__SET TASK__
Review the material and extract every line in which the word "Forward" occurs.

__DATA FOR THIS EXERCISE__
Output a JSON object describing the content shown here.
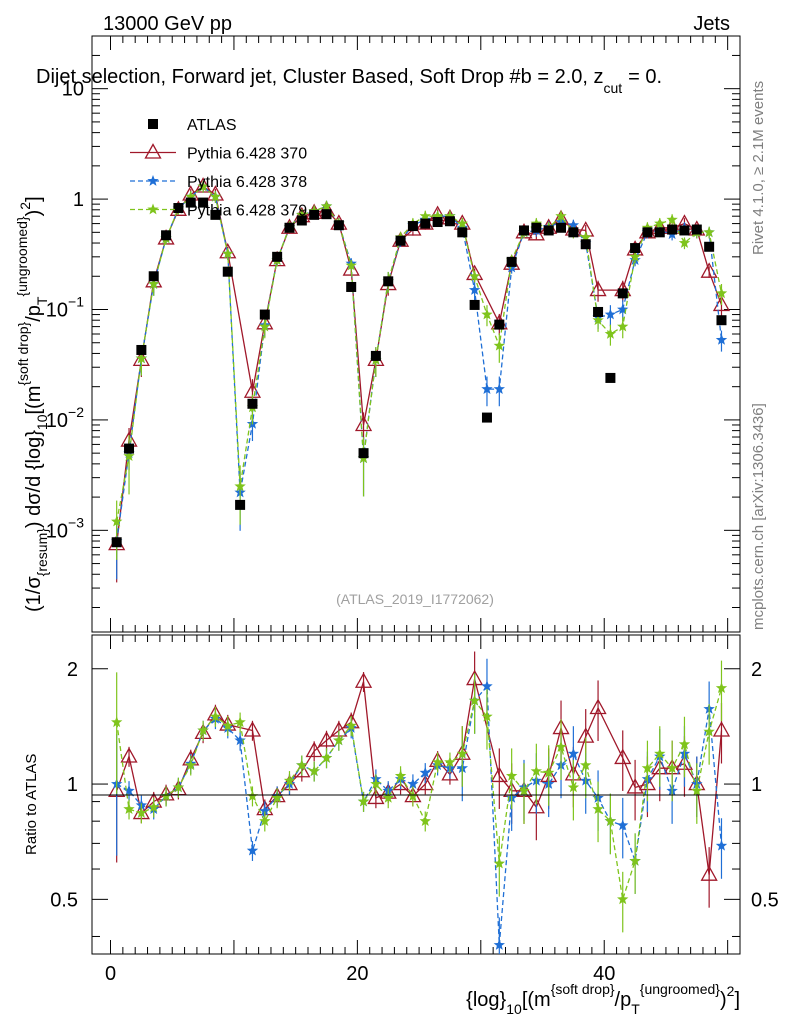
{
  "header": {
    "left": "13000 GeV pp",
    "right": "Jets"
  },
  "side_labels": {
    "rivet": "Rivet 4.1.0, ≥ 2.1M events",
    "mcplots": "mcplots.cern.ch [arXiv:1306.3436]"
  },
  "chart_data": [
    {
      "type": "scatter",
      "panel": "main",
      "title": "Dijet selection, Forward jet, Cluster Based, Soft Drop #b = 2.0, z_cut = 0.",
      "title_parts": {
        "main": "Dijet selection, Forward jet, Cluster Based, Soft Drop #b = 2.0, z",
        "sub": "cut",
        "tail": "= 0."
      },
      "watermark": "(ATLAS_2019_I1772062)",
      "ylabel": "(1/σ_{resum}) dσ/d {log}_10[(m^{soft drop}/p_T^{ungroomed})^2]",
      "yscale": "log",
      "xlim": [
        -1.5,
        51
      ],
      "ylim": [
        0.00012,
        30
      ],
      "y_ticks": [
        {
          "value": 0.001,
          "base": "10",
          "exp": "−3"
        },
        {
          "value": 0.01,
          "base": "10",
          "exp": "−2"
        },
        {
          "value": 0.1,
          "base": "10",
          "exp": "−1"
        },
        {
          "value": 1,
          "label": "1"
        },
        {
          "value": 10,
          "label": "10"
        }
      ],
      "legend": {
        "position": "top-left",
        "entries": [
          "ATLAS",
          "Pythia 6.428 370",
          "Pythia 6.428 378",
          "Pythia 6.428 379"
        ]
      },
      "series": [
        {
          "name": "ATLAS",
          "marker": "square",
          "color": "#000000",
          "x": [
            0.5,
            1.5,
            2.5,
            3.5,
            4.5,
            5.5,
            6.5,
            7.5,
            8.5,
            9.5,
            10.5,
            11.5,
            12.5,
            13.5,
            14.5,
            15.5,
            16.5,
            17.5,
            18.5,
            19.5,
            20.5,
            21.5,
            22.5,
            23.5,
            24.5,
            25.5,
            26.5,
            27.5,
            28.5,
            29.5,
            30.5,
            31.5,
            32.5,
            33.5,
            34.5,
            35.5,
            36.5,
            37.5,
            38.5,
            39.5,
            40.5,
            41.5,
            42.5,
            43.5,
            44.5,
            45.5,
            46.5,
            47.5,
            48.5,
            49.5
          ],
          "y": [
            0.00078,
            0.0055,
            0.043,
            0.2,
            0.47,
            0.83,
            0.93,
            0.93,
            0.72,
            0.22,
            0.0017,
            0.014,
            0.09,
            0.3,
            0.55,
            0.64,
            0.72,
            0.73,
            0.58,
            0.16,
            0.005,
            0.038,
            0.18,
            0.42,
            0.57,
            0.6,
            0.62,
            0.63,
            0.5,
            0.11,
            0.0105,
            0.073,
            0.27,
            0.52,
            0.55,
            0.52,
            0.55,
            0.5,
            0.39,
            0.095,
            0.024,
            0.14,
            0.36,
            0.5,
            0.5,
            0.53,
            0.52,
            0.53,
            0.37,
            0.08
          ]
        },
        {
          "name": "Pythia 6.428 370",
          "marker": "open-triangle",
          "line": "solid",
          "color": "#a0182a",
          "x": [
            0.5,
            1.5,
            2.5,
            3.5,
            4.5,
            5.5,
            6.5,
            7.5,
            8.5,
            9.5,
            11.5,
            12.5,
            13.5,
            14.5,
            15.5,
            16.5,
            17.5,
            18.5,
            19.5,
            20.5,
            21.5,
            22.5,
            23.5,
            24.5,
            25.5,
            26.5,
            27.5,
            28.5,
            29.5,
            31.5,
            32.5,
            33.5,
            34.5,
            35.5,
            36.5,
            37.5,
            38.5,
            39.5,
            41.5,
            42.5,
            43.5,
            44.5,
            45.5,
            46.5,
            47.5,
            48.5,
            49.5
          ],
          "y": [
            0.00075,
            0.0065,
            0.035,
            0.18,
            0.44,
            0.8,
            1.1,
            1.3,
            1.1,
            0.33,
            0.018,
            0.075,
            0.28,
            0.55,
            0.7,
            0.75,
            0.8,
            0.6,
            0.23,
            0.009,
            0.035,
            0.17,
            0.42,
            0.53,
            0.6,
            0.72,
            0.67,
            0.6,
            0.21,
            0.075,
            0.26,
            0.5,
            0.48,
            0.55,
            0.66,
            0.53,
            0.52,
            0.15,
            0.15,
            0.35,
            0.5,
            0.55,
            0.55,
            0.6,
            0.53,
            0.22,
            0.11
          ]
        },
        {
          "name": "Pythia 6.428 378",
          "marker": "star",
          "line": "dashed",
          "color": "#1f6fd6",
          "x": [
            0.5,
            1.5,
            2.5,
            3.5,
            4.5,
            5.5,
            6.5,
            7.5,
            8.5,
            9.5,
            10.5,
            11.5,
            12.5,
            13.5,
            14.5,
            15.5,
            16.5,
            17.5,
            18.5,
            19.5,
            20.5,
            21.5,
            22.5,
            23.5,
            24.5,
            25.5,
            26.5,
            27.5,
            28.5,
            29.5,
            30.5,
            31.5,
            32.5,
            33.5,
            34.5,
            35.5,
            36.5,
            37.5,
            38.5,
            39.5,
            40.5,
            41.5,
            42.5,
            43.5,
            44.5,
            45.5,
            46.5,
            47.5,
            48.5,
            49.5
          ],
          "y": [
            0.0008,
            0.005,
            0.036,
            0.17,
            0.44,
            0.82,
            1.05,
            1.3,
            1.05,
            0.32,
            0.0022,
            0.0092,
            0.072,
            0.28,
            0.56,
            0.72,
            0.78,
            0.86,
            0.6,
            0.26,
            0.0045,
            0.035,
            0.18,
            0.42,
            0.58,
            0.65,
            0.7,
            0.7,
            0.55,
            0.15,
            0.019,
            0.019,
            0.24,
            0.5,
            0.52,
            0.56,
            0.62,
            0.58,
            0.4,
            0.085,
            0.09,
            0.1,
            0.28,
            0.5,
            0.52,
            0.48,
            0.55,
            0.5,
            0.5,
            0.053
          ]
        },
        {
          "name": "Pythia 6.428 379",
          "marker": "star",
          "line": "dashed",
          "color": "#7fc41c",
          "x": [
            0.5,
            1.5,
            2.5,
            3.5,
            4.5,
            5.5,
            6.5,
            7.5,
            8.5,
            9.5,
            10.5,
            11.5,
            12.5,
            13.5,
            14.5,
            15.5,
            16.5,
            17.5,
            18.5,
            19.5,
            20.5,
            21.5,
            22.5,
            23.5,
            24.5,
            25.5,
            26.5,
            27.5,
            28.5,
            29.5,
            30.5,
            31.5,
            32.5,
            33.5,
            34.5,
            35.5,
            36.5,
            37.5,
            38.5,
            39.5,
            40.5,
            41.5,
            42.5,
            43.5,
            44.5,
            45.5,
            46.5,
            47.5,
            48.5,
            49.5
          ],
          "y": [
            0.0012,
            0.0047,
            0.036,
            0.17,
            0.44,
            0.82,
            1.05,
            1.3,
            1.05,
            0.32,
            0.0025,
            0.013,
            0.07,
            0.28,
            0.56,
            0.72,
            0.78,
            0.86,
            0.6,
            0.25,
            0.0045,
            0.035,
            0.18,
            0.45,
            0.6,
            0.7,
            0.7,
            0.7,
            0.6,
            0.2,
            0.09,
            0.047,
            0.28,
            0.5,
            0.6,
            0.55,
            0.7,
            0.5,
            0.45,
            0.08,
            0.06,
            0.07,
            0.3,
            0.55,
            0.6,
            0.65,
            0.4,
            0.5,
            0.5,
            0.14
          ]
        }
      ]
    },
    {
      "type": "scatter",
      "panel": "ratio",
      "xlabel": "{log}_10[(m^{soft drop}/p_T^{ungroomed})^2]",
      "ylabel": "Ratio to ATLAS",
      "yscale": "log",
      "xlim": [
        -1.5,
        51
      ],
      "ylim": [
        0.36,
        2.45
      ],
      "x_ticks": [
        0,
        20,
        40
      ],
      "y_ticks": [
        0.5,
        1,
        2
      ],
      "reference_line": 1,
      "series": [
        {
          "name": "Pythia 6.428 370",
          "color": "#a0182a",
          "marker": "open-triangle",
          "line": "solid",
          "x": [
            0.5,
            1.5,
            2.5,
            3.5,
            4.5,
            5.5,
            6.5,
            7.5,
            8.5,
            9.5,
            11.5,
            12.5,
            13.5,
            14.5,
            15.5,
            16.5,
            17.5,
            18.5,
            19.5,
            20.5,
            21.5,
            22.5,
            23.5,
            24.5,
            25.5,
            26.5,
            27.5,
            28.5,
            29.5,
            31.5,
            32.5,
            33.5,
            34.5,
            35.5,
            36.5,
            37.5,
            38.5,
            39.5,
            41.5,
            42.5,
            43.5,
            44.5,
            45.5,
            46.5,
            47.5,
            48.5,
            49.5
          ],
          "y": [
            0.96,
            1.18,
            0.84,
            0.9,
            0.94,
            0.97,
            1.16,
            1.36,
            1.52,
            1.43,
            1.38,
            0.86,
            0.93,
            1.0,
            1.08,
            1.22,
            1.3,
            1.38,
            1.45,
            1.85,
            0.92,
            0.95,
            1.0,
            0.93,
            1.0,
            1.15,
            1.06,
            1.2,
            1.88,
            1.05,
            0.96,
            0.96,
            0.87,
            1.05,
            1.4,
            1.06,
            1.33,
            1.58,
            1.17,
            0.98,
            1.0,
            1.1,
            1.1,
            1.13,
            1.0,
            0.58,
            1.38
          ]
        },
        {
          "name": "Pythia 6.428 378",
          "color": "#1f6fd6",
          "marker": "star",
          "line": "dashed",
          "x": [
            0.5,
            1.5,
            2.5,
            3.5,
            4.5,
            5.5,
            6.5,
            7.5,
            8.5,
            9.5,
            10.5,
            11.5,
            12.5,
            13.5,
            14.5,
            15.5,
            16.5,
            17.5,
            18.5,
            19.5,
            20.5,
            21.5,
            22.5,
            23.5,
            24.5,
            25.5,
            26.5,
            27.5,
            28.5,
            29.5,
            30.5,
            31.5,
            32.5,
            33.5,
            34.5,
            35.5,
            36.5,
            37.5,
            38.5,
            39.5,
            40.5,
            41.5,
            42.5,
            43.5,
            44.5,
            45.5,
            46.5,
            47.5,
            48.5,
            49.5
          ],
          "y": [
            1.0,
            0.96,
            0.88,
            0.86,
            0.93,
            0.98,
            1.13,
            1.38,
            1.48,
            1.4,
            1.3,
            0.67,
            0.85,
            0.93,
            1.0,
            1.12,
            1.08,
            1.17,
            1.3,
            1.4,
            0.9,
            1.03,
            0.96,
            1.03,
            1.0,
            1.07,
            1.12,
            1.1,
            1.1,
            1.65,
            1.8,
            0.38,
            0.92,
            0.98,
            1.02,
            1.0,
            1.12,
            1.2,
            1.02,
            0.92,
            0.8,
            0.78,
            0.63,
            1.03,
            1.18,
            0.96,
            1.2,
            1.0,
            1.57,
            0.69
          ]
        },
        {
          "name": "Pythia 6.428 379",
          "color": "#7fc41c",
          "marker": "star",
          "line": "dashed",
          "x": [
            0.5,
            1.5,
            2.5,
            3.5,
            4.5,
            5.5,
            6.5,
            7.5,
            8.5,
            9.5,
            10.5,
            11.5,
            12.5,
            13.5,
            14.5,
            15.5,
            16.5,
            17.5,
            18.5,
            19.5,
            20.5,
            21.5,
            22.5,
            23.5,
            24.5,
            25.5,
            26.5,
            27.5,
            28.5,
            29.5,
            30.5,
            31.5,
            32.5,
            33.5,
            34.5,
            35.5,
            36.5,
            37.5,
            38.5,
            39.5,
            40.5,
            41.5,
            42.5,
            43.5,
            44.5,
            45.5,
            46.5,
            47.5,
            48.5,
            49.5
          ],
          "y": [
            1.45,
            0.86,
            0.84,
            0.87,
            0.93,
            0.98,
            1.12,
            1.38,
            1.5,
            1.42,
            1.45,
            0.93,
            0.8,
            0.92,
            1.02,
            1.12,
            1.08,
            1.17,
            1.3,
            1.42,
            0.9,
            1.0,
            0.92,
            1.05,
            0.93,
            0.8,
            1.14,
            1.14,
            1.2,
            1.65,
            1.5,
            0.62,
            1.05,
            0.96,
            1.08,
            1.07,
            1.25,
            0.98,
            1.12,
            0.86,
            0.8,
            0.5,
            0.63,
            1.1,
            1.2,
            1.1,
            1.27,
            0.96,
            1.37,
            1.78
          ]
        }
      ]
    }
  ]
}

__RIGHT ANSWER__
      "title": "Dijet selection, Forward jet, Cluster Based, Soft Drop #b = 2.0, z_cut = 0.",
        "main": "Dijet selection, Forward jet, Cluster Based, Soft Drop #b = 2.0, z",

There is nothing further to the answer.